» Text shown:
━━━
Skip to content

Evolving content without a destructive migration

5/29/2026Web DevelopmentBlock-Based Content Platform14 min read

How v1 to v2 (field renames, repeater normalize) runs in memory on load, keyed by schemaVersion.

The brief in one paragraph

A block-based content platform stores each marketing page as a JSON array of typed blocks in a single database column. Six months into production, the block format needed to change: three legacy field-type names were wrong, blocks needed a few new optional flags, and a new "repeater" field type meant some props stored as plain strings or single objects now had to be arrays of objects. The data lived in hundreds of rows of editor-authored JSON, much of it for live pages getting traffic. The brief: change the stored shape without a destructive database migration that rewrites every row in one transaction, and without breaking a single page nobody had touched. This is a walkthrough of the decision that made that possible: a per-page integer schemaVersion field plus a small migration ladder that runs in memory.

The constraints that shaped the technical decisions

The first constraint was blast radius. A global "migrate everything" script that rewrites every sections column is one transaction with one failure mode: a bug on an edge case in row 700 means you either roll the whole thing back or ship corrupted JSON to production pages. With editor-authored content the input is not uniform — every page is a different combination of sixty-plus block types, and the props inside each block are deliberately untyped. You cannot enumerate the inputs in advance, so you cannot fully trust a one-shot transform.
━━━
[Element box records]
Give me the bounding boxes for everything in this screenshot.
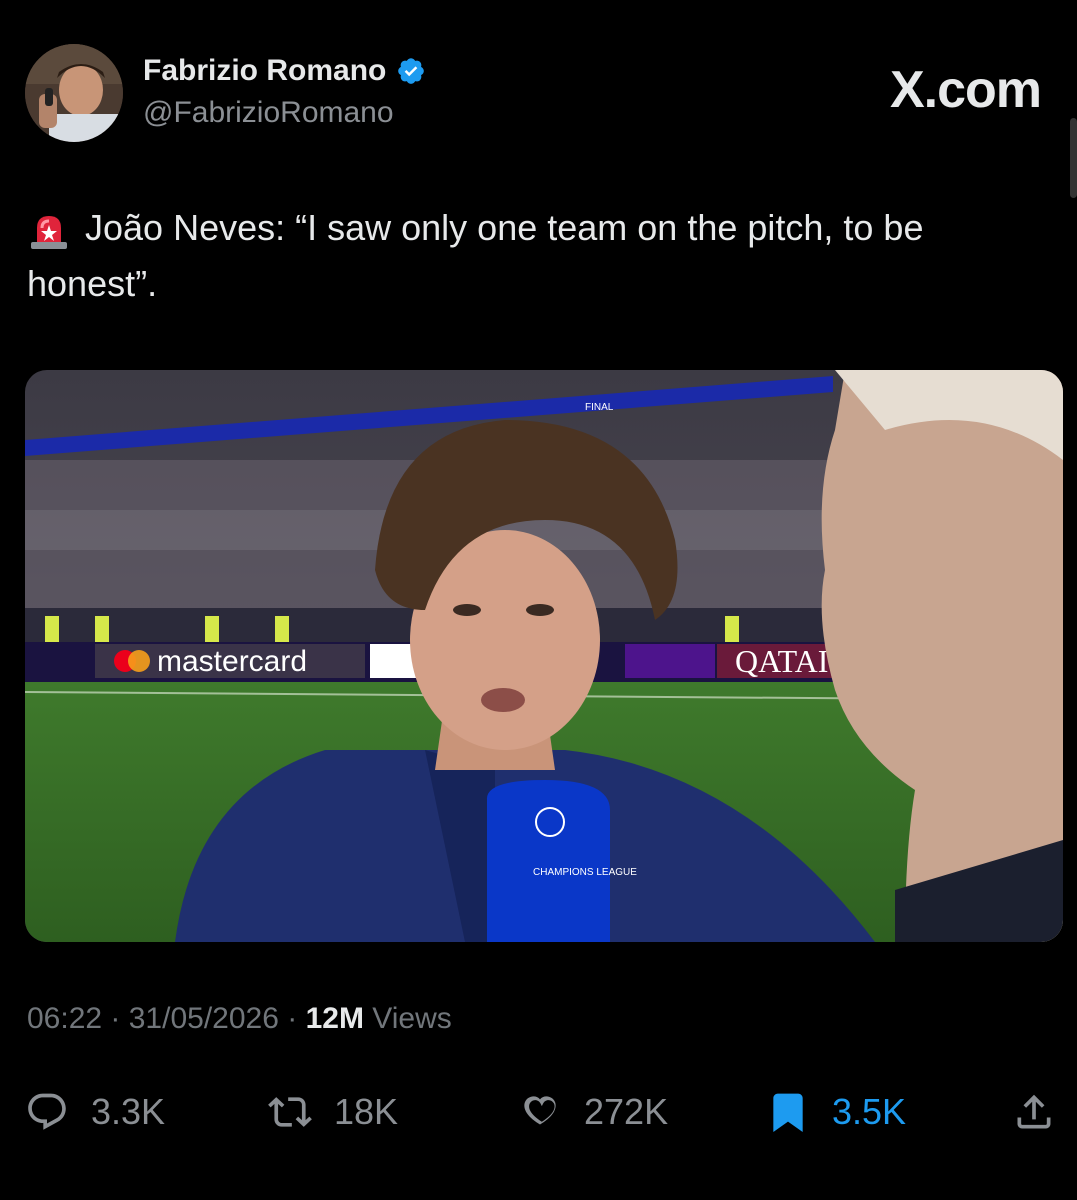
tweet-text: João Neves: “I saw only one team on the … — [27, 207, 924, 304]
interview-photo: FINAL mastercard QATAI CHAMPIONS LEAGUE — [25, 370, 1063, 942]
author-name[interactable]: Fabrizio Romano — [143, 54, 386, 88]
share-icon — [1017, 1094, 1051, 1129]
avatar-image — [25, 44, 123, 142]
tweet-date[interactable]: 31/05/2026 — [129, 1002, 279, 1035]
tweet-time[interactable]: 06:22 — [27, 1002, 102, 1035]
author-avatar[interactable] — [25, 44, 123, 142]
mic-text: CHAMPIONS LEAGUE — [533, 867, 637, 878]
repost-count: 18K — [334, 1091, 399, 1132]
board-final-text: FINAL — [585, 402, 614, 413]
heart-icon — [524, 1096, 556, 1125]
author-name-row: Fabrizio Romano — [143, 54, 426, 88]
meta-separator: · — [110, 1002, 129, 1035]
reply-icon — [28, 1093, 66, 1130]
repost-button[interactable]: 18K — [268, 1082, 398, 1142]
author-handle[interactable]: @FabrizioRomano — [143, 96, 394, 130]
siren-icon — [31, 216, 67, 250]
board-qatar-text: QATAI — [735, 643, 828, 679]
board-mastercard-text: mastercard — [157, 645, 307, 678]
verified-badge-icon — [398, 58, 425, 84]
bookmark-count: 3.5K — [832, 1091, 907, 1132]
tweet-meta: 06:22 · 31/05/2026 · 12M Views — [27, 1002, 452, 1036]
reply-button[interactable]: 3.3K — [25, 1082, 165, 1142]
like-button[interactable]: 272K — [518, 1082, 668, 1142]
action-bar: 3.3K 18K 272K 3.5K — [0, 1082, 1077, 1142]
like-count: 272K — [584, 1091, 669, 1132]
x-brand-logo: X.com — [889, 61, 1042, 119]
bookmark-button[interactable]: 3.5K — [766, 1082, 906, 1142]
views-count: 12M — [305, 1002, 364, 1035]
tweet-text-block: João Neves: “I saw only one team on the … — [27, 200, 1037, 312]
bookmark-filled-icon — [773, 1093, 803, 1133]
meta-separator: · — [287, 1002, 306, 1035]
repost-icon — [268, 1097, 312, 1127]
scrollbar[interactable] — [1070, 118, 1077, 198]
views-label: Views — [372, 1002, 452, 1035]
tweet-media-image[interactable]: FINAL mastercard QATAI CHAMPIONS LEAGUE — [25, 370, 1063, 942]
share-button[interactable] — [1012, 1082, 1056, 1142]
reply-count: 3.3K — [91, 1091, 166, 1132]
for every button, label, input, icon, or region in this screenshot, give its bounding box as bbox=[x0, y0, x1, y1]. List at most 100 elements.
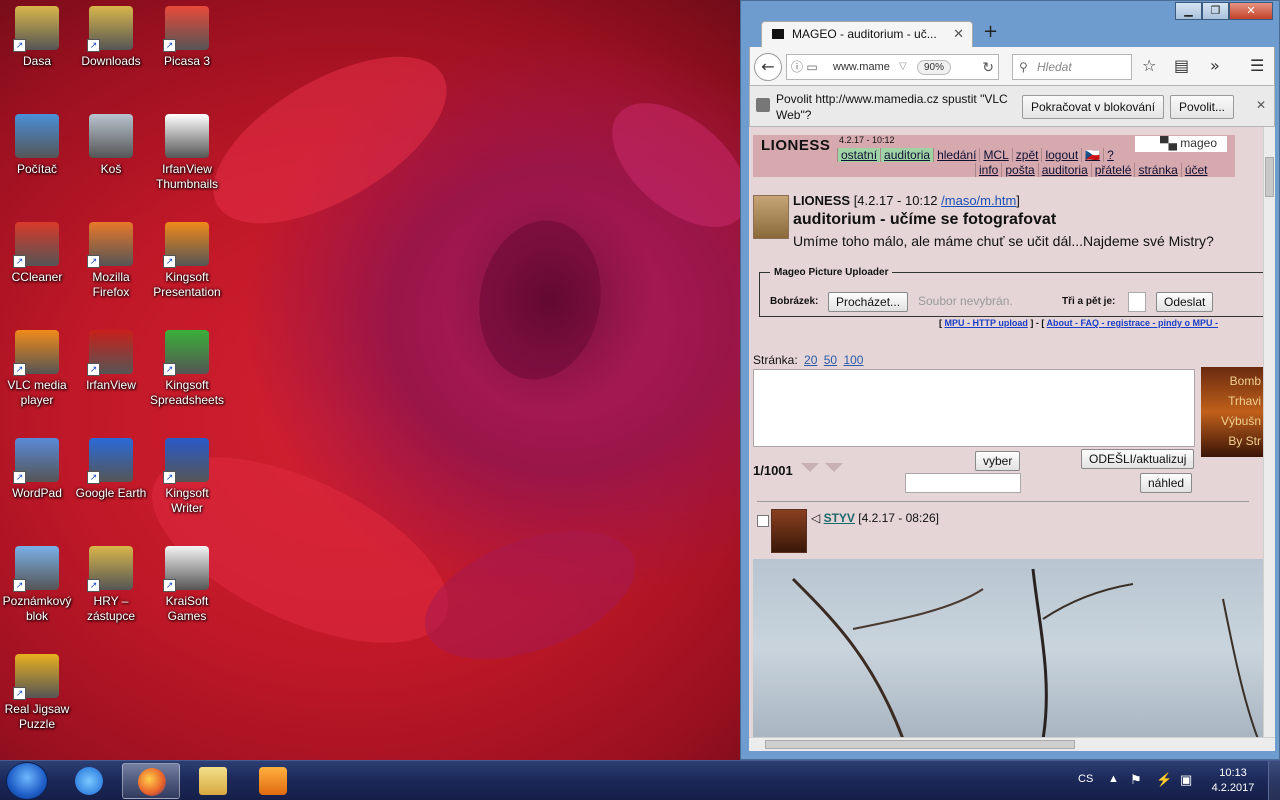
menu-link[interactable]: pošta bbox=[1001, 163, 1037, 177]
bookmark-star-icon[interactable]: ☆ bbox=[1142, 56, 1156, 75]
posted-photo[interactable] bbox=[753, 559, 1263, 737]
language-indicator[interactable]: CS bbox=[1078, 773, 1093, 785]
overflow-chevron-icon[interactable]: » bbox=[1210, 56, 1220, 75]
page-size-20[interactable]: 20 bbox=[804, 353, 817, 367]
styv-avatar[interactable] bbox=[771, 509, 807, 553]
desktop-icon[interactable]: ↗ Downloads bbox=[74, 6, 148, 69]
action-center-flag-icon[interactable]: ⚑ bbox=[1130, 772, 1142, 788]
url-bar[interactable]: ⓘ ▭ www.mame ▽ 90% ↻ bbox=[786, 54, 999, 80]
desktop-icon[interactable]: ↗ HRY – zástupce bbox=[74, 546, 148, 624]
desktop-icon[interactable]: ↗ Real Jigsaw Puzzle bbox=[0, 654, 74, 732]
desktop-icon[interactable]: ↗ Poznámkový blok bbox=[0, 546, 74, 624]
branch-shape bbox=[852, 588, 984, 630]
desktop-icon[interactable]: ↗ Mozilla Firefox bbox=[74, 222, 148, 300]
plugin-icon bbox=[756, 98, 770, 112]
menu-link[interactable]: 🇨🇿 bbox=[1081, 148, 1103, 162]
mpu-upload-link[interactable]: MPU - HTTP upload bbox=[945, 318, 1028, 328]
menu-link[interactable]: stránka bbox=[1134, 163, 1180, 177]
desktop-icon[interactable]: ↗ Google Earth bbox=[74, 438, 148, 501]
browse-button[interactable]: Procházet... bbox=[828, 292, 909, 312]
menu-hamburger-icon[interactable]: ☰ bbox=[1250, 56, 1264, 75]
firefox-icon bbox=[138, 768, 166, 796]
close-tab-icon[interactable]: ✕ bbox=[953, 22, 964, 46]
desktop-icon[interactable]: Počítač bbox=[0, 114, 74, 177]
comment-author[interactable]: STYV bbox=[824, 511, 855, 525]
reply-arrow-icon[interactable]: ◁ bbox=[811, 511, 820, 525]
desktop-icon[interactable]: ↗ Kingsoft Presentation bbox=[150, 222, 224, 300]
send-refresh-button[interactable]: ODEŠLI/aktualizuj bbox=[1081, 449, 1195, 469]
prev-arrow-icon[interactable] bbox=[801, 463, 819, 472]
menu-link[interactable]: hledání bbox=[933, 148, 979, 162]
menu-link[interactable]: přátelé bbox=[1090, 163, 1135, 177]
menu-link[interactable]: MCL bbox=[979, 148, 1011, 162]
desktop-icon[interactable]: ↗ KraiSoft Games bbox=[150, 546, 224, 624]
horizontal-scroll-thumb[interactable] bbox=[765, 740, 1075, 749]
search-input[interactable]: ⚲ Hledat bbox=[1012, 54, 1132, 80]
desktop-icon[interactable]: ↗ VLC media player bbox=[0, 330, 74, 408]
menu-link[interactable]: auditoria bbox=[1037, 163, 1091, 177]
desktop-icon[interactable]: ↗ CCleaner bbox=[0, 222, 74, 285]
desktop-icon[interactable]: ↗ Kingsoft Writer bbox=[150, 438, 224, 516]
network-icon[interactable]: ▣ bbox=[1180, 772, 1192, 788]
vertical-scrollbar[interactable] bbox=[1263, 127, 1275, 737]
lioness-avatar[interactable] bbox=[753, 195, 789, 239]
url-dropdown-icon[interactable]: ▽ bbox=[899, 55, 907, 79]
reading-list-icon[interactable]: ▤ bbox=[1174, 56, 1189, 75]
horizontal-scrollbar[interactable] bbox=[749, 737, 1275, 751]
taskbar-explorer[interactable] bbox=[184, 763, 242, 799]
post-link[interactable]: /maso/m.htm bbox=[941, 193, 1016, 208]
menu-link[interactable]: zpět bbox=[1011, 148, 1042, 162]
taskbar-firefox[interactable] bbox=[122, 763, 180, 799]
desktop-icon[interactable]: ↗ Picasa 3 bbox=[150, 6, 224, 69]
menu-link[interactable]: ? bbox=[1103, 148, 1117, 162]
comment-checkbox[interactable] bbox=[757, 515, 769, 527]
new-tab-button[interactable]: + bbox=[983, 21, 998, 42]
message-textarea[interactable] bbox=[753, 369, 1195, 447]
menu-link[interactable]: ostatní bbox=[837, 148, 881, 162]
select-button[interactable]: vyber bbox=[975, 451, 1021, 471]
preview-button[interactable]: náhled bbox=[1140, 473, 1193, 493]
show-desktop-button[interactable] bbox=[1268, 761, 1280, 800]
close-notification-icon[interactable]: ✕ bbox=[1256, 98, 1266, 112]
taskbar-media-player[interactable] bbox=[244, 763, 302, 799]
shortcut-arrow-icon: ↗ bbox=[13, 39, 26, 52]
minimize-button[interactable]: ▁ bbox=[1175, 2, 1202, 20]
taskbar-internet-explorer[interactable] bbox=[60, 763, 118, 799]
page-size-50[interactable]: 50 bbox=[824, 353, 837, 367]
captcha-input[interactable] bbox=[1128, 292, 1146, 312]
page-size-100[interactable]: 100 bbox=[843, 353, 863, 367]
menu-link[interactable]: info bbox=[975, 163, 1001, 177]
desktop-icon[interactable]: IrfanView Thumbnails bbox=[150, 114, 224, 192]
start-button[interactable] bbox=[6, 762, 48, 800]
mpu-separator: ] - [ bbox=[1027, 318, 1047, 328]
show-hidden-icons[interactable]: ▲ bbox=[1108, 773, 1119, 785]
━━━
» List of tasks:
1. According to the article on evolving content without a destructive migration, what changes did the block format need six months into production? List each one.
2. Write the next part of the article on evolving content without a destructive migration, starting right after its final sentence.

» Task-by-task results:
1.
- Three legacy field-type names were wrong.
- Blocks needed a few new optional flags.
- A new "repeater" field type meant that some props stored as plain strings or single objects now had to be arrays of objects.

2.
The second constraint was that old content has to keep rendering during and after the change. A page written against v1 that nobody re-saves still has to validate and display. That ruled out any approach making the new format mandatory at the database level.

The third was the audit problem: there had to be a cheap way to answer "which pages have not been upgraded yet?" — to reason about the rollout and eventually sweep the stragglers. A version number you cannot query is just a comment.

Those three constraints — bounded blast radius, backward-compatible reads, and a queryable progress signal — point at the same answer: version each document, migrate lazily, and index the version.

The architecture

The version lives on the row, as an integer, with an index. Here is the Prisma model:

model DynamicPage {
  dynamicPageId  String           @id @default(cuid())
  slug           String           @unique
  title          String
  description    String?
  keywords       String[]
  sections       Json             @default("[]")
  metadata       Json? // { ogTitle, ogDescription, ogImage, twitterTitle, twitterDescription, twitterCard }
  status         DynamicPageStatus @default(DRAFT)
  schemaVersion  Int              @default(2)
  createdAt      DateTime         @default(now())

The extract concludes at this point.